— start of TEXT EXCERPT —

Not sure if this is related to my post above but now I m run Prefect Community #prefect-server

Not sure if this is related to my post above, but ...

Alex Furrier

08/20/2021, 4:05 AM

Not sure if this is related to my post above, but now I'm running into an error where flow results appear to be dropping after mapping across 1000+ items. To reduce memory I'm serializing a task result and loading it from a passed location downstream. I initially read in data records, process them, and serialize them to Azure blob storage before returning a list of the serialized locations. Downstream I process these further, first deserializing them and then processing them. At a certain point (usually about 1100 records in but that could be totally arbitrary) the mapped task fails because the passed result location reference is None for some reason. I've logged the result locations after the first serialization and there are no Nones in it, yet later on the string location is no longer present and breaks the task. Below is the pseudo code:

Copy code

RESULT_HANDLER = AzureResult(connection_string=os.environ.get('AZURE_STORAGE_CONNECTION_STRING'),
                             container='prefect')
with Flow(
    'Example Flow',
    executor=LocalDaskExecutor(
        scheduler="threads",
        num_workers=8,
        namespace='prefect'
    ),
) as example_flow:

    result_locations = query_data_process_serialize(query)
    # Logging locations to be sure they are serialized
    log_item(result_locations)

    # This seems to break after ~1000 result locations
    result_locations = deserialize_and_process_more.map(
        record=result_locations,
        result_handler=unmapped(RESULT_HANDLER),
        upstream_tasks=[result_locations)]
    )

I've run this a few times and the same thing always happens. I've copied the logged result locations and indexed that list using failed task children to see if I can deserialize using

RESULT_HANDLER

and that works fine. E.g. if the flow failed on child 1100 when mapping

deserialize_and_process_more

I tried running

RESULT_HANDLER.serializer.deserialize(

RESULT_HANDLER.read(result_locations[1100]).value)

and was able to deserialize the data just fine. Not sure where the disconnect is happening where the result locations become None somehow.

Sam Cook

08/20/2021, 1:33 PM

Try changing your dask scheduler from

threads

processes

. I've found on k8s infra that if your worker thread count exceeds your cpu allocation then the threads can randomly fail in unexpected ways over large maps using local dask. Switchign to processes has helped alleviate this, in my experience

👍 2

Alex Furrier

08/20/2021, 3:02 PM

@Sam Cook Thanks for the tip I'll try that.

— end of TEXT EXCERPT —

> WHAT TO WORK ON:
1. Summarize the forum thread in two sentences.
2. In the forum thread, how many workers is the LocalDaskExecutor configured with?

— start of DATA SHOWN —

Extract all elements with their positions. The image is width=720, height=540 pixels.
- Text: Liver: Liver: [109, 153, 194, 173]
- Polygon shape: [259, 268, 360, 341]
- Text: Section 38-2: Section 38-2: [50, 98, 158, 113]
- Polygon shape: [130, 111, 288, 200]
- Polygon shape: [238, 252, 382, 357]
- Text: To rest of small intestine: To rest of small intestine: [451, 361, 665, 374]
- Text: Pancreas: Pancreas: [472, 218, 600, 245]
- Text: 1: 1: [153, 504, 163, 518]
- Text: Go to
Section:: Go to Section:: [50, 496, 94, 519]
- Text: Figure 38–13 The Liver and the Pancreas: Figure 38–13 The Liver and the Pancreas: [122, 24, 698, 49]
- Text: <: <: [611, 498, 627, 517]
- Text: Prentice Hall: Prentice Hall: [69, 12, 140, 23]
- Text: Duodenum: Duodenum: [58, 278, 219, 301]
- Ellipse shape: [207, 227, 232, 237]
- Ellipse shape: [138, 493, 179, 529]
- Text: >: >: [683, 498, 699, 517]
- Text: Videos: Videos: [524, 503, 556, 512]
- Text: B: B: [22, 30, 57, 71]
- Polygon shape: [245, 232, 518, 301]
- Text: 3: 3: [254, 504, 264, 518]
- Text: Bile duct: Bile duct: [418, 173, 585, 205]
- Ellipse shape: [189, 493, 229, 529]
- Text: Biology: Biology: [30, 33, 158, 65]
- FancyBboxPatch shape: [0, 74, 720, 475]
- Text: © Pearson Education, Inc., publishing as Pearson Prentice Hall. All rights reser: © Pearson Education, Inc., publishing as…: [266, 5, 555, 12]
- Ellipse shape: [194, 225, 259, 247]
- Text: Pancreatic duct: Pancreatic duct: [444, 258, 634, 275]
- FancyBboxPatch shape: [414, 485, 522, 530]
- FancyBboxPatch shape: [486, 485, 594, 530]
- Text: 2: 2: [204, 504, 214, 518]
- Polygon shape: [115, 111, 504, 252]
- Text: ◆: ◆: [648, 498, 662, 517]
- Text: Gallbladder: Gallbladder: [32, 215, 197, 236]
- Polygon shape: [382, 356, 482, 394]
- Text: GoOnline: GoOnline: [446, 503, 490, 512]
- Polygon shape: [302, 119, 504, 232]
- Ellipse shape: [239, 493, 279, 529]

— end of DATA SHOWN —

> TASK ANSWERS:
1. Alex Furrier reports that a mapped task in a Prefect flow fails at about 1100 records because the passed result location is None, although the logged result locations contain no Nones and manually deserializing the failing location works. Sam Cook suggests switching the Dask scheduler from threads to processes, explaining that on k8s infrastructure threads can fail unexpectedly over large maps with local Dask when the worker thread count exceeds the CPU allocation.

2. Eight.